[Stored items from a collection]

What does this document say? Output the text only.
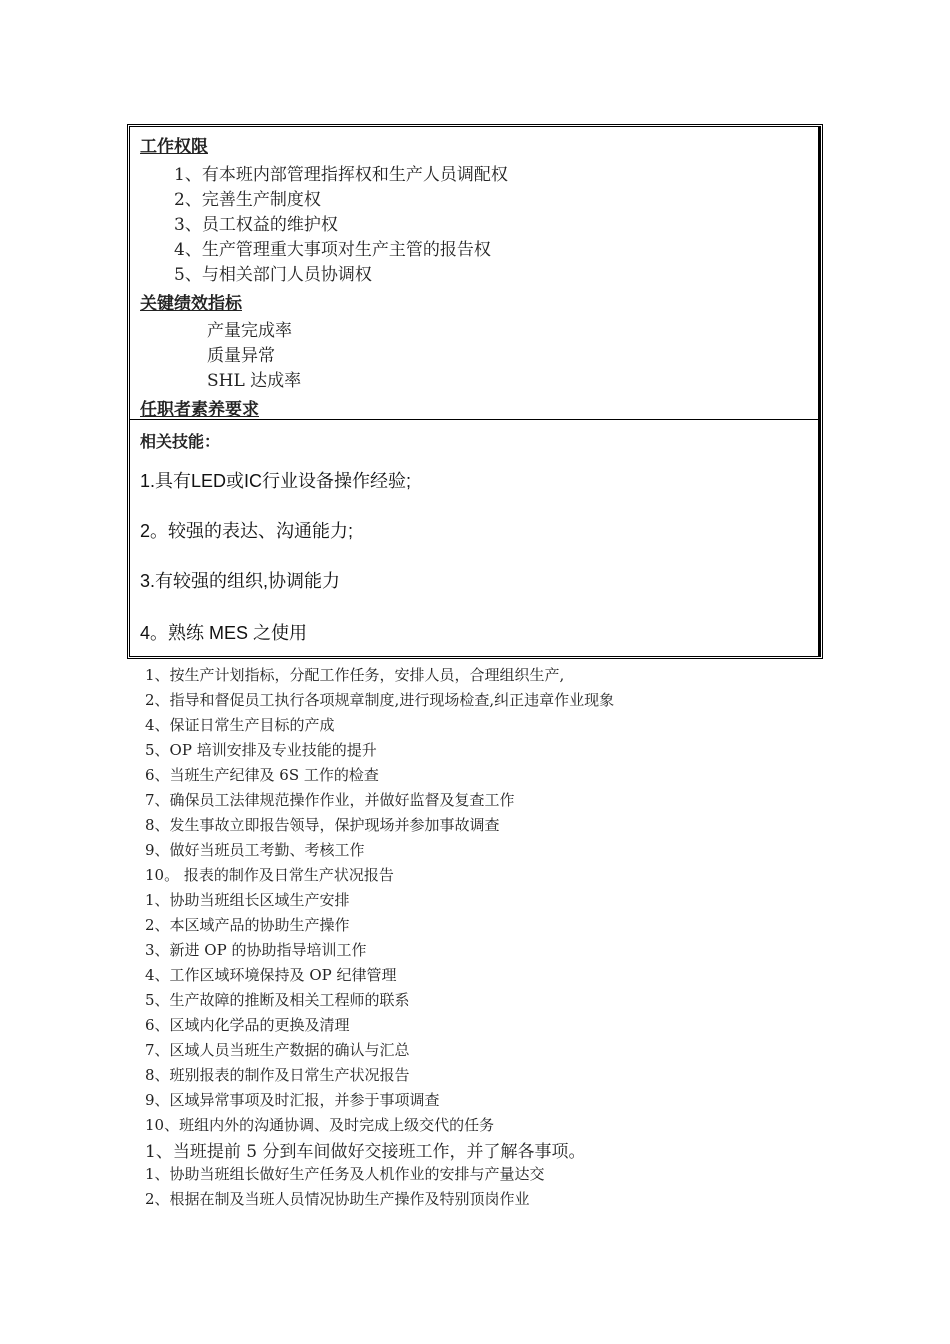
工作权限
1、有本班内部管理指挥权和生产人员调配权
2、完善生产制度权
3、员工权益的维护权
4、生产管理重大事项对生产主管的报告权
5、与相关部门人员协调权
关键绩效指标
产量完成率
质量异常
SHL 达成率
任职者素养要求
相关技能：
1.具有LED或IC行业设备操作经验;
2。较强的表达、沟通能力;
3.有较强的组织,协调能力
4。熟练 MES 之使用
1、按生产计划指标，分配工作任务，安排人员，合理组织生产,
2、指导和督促员工执行各项规章制度,进行现场检查,纠正违章作业现象
4、保证日常生产目标的产成
5、OP 培训安排及专业技能的提升
6、当班生产纪律及 6S 工作的检查
7、确保员工法律规范操作作业，并做好监督及复查工作
8、发生事故立即报告领导，保护现场并参加事故调查
9、做好当班员工考勤、考核工作
10。 报表的制作及日常生产状况报告
1、协助当班组长区域生产安排
2、本区域产品的协助生产操作
3、新进 OP 的协助指导培训工作
4、工作区域环境保持及 OP 纪律管理
5、生产故障的推断及相关工程师的联系
6、区域内化学品的更换及清理
7、区域人员当班生产数据的确认与汇总
8、班别报表的制作及日常生产状况报告
9、区域异常事项及时汇报，并参于事项调查
10、班组内外的沟通协调、及时完成上级交代的任务
1、当班提前 5 分到车间做好交接班工作，并了解各事项。
1、协助当班组长做好生产任务及人机作业的安排与产量达交
2、根据在制及当班人员情况协助生产操作及特别顶岗作业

### Exercise
Each entry shown above must be quoted exactly, with its pictures left out.

### Response to this task
What does this document say? Output the text only.
工作权限
1、有本班内部管理指挥权和生产人员调配权
2、完善生产制度权
3、员工权益的维护权
4、生产管理重大事项对生产主管的报告权
5、与相关部门人员协调权
关键绩效指标
产量完成率
质量异常
SHL 达成率
任职者素养要求
相关技能：
1.具有LED或IC行业设备操作经验;
2。较强的表达、沟通能力;
3.有较强的组织,协调能力
4。熟练 MES 之使用
1、按生产计划指标，分配工作任务，安排人员，合理组织生产,
2、指导和督促员工执行各项规章制度,进行现场检查,纠正违章作业现象
4、保证日常生产目标的产成
5、OP 培训安排及专业技能的提升
6、当班生产纪律及 6S 工作的检查
7、确保员工法律规范操作作业，并做好监督及复查工作
8、发生事故立即报告领导，保护现场并参加事故调查
9、做好当班员工考勤、考核工作
10。 报表的制作及日常生产状况报告
1、协助当班组长区域生产安排
2、本区域产品的协助生产操作
3、新进 OP 的协助指导培训工作
4、工作区域环境保持及 OP 纪律管理
5、生产故障的推断及相关工程师的联系
6、区域内化学品的更换及清理
7、区域人员当班生产数据的确认与汇总
8、班别报表的制作及日常生产状况报告
9、区域异常事项及时汇报，并参于事项调查
10、班组内外的沟通协调、及时完成上级交代的任务
1、当班提前 5 分到车间做好交接班工作，并了解各事项。
1、协助当班组长做好生产任务及人机作业的安排与产量达交
2、根据在制及当班人员情况协助生产操作及特别顶岗作业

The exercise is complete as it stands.